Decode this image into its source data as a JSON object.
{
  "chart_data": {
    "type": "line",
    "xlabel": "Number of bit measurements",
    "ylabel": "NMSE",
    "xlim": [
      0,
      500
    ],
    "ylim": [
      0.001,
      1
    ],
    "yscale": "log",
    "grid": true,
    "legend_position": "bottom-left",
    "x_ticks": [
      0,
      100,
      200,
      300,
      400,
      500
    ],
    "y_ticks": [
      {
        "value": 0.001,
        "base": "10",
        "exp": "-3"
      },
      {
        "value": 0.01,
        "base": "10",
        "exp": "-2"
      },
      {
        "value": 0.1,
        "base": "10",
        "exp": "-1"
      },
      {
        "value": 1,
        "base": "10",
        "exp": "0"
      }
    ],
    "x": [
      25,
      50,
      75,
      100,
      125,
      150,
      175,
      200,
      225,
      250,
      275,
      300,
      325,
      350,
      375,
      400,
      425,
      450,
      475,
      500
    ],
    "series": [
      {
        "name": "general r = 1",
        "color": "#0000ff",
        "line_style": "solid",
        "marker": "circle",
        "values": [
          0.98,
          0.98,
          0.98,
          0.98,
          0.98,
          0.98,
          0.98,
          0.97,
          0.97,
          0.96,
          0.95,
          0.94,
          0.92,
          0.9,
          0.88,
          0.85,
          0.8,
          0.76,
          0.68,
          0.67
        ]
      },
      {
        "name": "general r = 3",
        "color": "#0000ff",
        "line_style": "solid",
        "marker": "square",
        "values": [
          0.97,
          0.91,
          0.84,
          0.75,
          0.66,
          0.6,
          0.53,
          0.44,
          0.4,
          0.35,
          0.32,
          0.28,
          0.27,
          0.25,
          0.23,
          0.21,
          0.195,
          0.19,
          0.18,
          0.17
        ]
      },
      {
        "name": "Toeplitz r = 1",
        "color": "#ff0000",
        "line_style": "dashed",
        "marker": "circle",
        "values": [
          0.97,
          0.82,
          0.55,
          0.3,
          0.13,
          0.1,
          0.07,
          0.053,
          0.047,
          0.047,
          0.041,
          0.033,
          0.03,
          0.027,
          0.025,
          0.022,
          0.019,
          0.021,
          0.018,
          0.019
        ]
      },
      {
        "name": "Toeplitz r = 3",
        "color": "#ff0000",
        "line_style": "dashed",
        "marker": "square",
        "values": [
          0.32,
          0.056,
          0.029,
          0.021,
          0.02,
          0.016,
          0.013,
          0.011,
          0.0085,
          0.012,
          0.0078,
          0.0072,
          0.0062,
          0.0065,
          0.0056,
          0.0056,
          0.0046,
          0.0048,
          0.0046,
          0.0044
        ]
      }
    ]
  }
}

Aim: Extract, word for word, each line of the listing above.

Reply to the task:
Decode this image into its source data as a JSON object.
{
  "chart_data": {
    "type": "line",
    "xlabel": "Number of bit measurements",
    "ylabel": "NMSE",
    "xlim": [
      0,
      500
    ],
    "ylim": [
      0.001,
      1
    ],
    "yscale": "log",
    "grid": true,
    "legend_position": "bottom-left",
    "x_ticks": [
      0,
      100,
      200,
      300,
      400,
      500
    ],
    "y_ticks": [
      {
        "value": 0.001,
        "base": "10",
        "exp": "-3"
      },
      {
        "value": 0.01,
        "base": "10",
        "exp": "-2"
      },
      {
        "value": 0.1,
        "base": "10",
        "exp": "-1"
      },
      {
        "value": 1,
        "base": "10",
        "exp": "0"
      }
    ],
    "x": [
      25,
      50,
      75,
      100,
      125,
      150,
      175,
      200,
      225,
      250,
      275,
      300,
      325,
      350,
      375,
      400,
      425,
      450,
      475,
      500
    ],
    "series": [
      {
        "name": "general r = 1",
        "color": "#0000ff",
        "line_style": "solid",
        "marker": "circle",
        "values": [
          0.98,
          0.98,
          0.98,
          0.98,
          0.98,
          0.98,
          0.98,
          0.97,
          0.97,
          0.96,
          0.95,
          0.94,
          0.92,
          0.9,
          0.88,
          0.85,
          0.8,
          0.76,
          0.68,
          0.67
        ]
      },
      {
        "name": "general r = 3",
        "color": "#0000ff",
        "line_style": "solid",
        "marker": "square",
        "values": [
          0.97,
          0.91,
          0.84,
          0.75,
          0.66,
          0.6,
          0.53,
          0.44,
          0.4,
          0.35,
          0.32,
          0.28,
          0.27,
          0.25,
          0.23,
          0.21,
          0.195,
          0.19,
          0.18,
          0.17
        ]
      },
      {
        "name": "Toeplitz r = 1",
        "color": "#ff0000",
        "line_style": "dashed",
        "marker": "circle",
        "values": [
          0.97,
          0.82,
          0.55,
          0.3,
          0.13,
          0.1,
          0.07,
          0.053,
          0.047,
          0.047,
          0.041,
          0.033,
          0.03,
          0.027,
          0.025,
          0.022,
          0.019,
          0.021,
          0.018,
          0.019
        ]
      },
      {
        "name": "Toeplitz r = 3",
        "color": "#ff0000",
        "line_style": "dashed",
        "marker": "square",
        "values": [
          0.32,
          0.056,
          0.029,
          0.021,
          0.02,
          0.016,
          0.013,
          0.011,
          0.0085,
          0.012,
          0.0078,
          0.0072,
          0.0062,
          0.0065,
          0.0056,
          0.0056,
          0.0046,
          0.0048,
          0.0046,
          0.0044
        ]
      }
    ]
  }
}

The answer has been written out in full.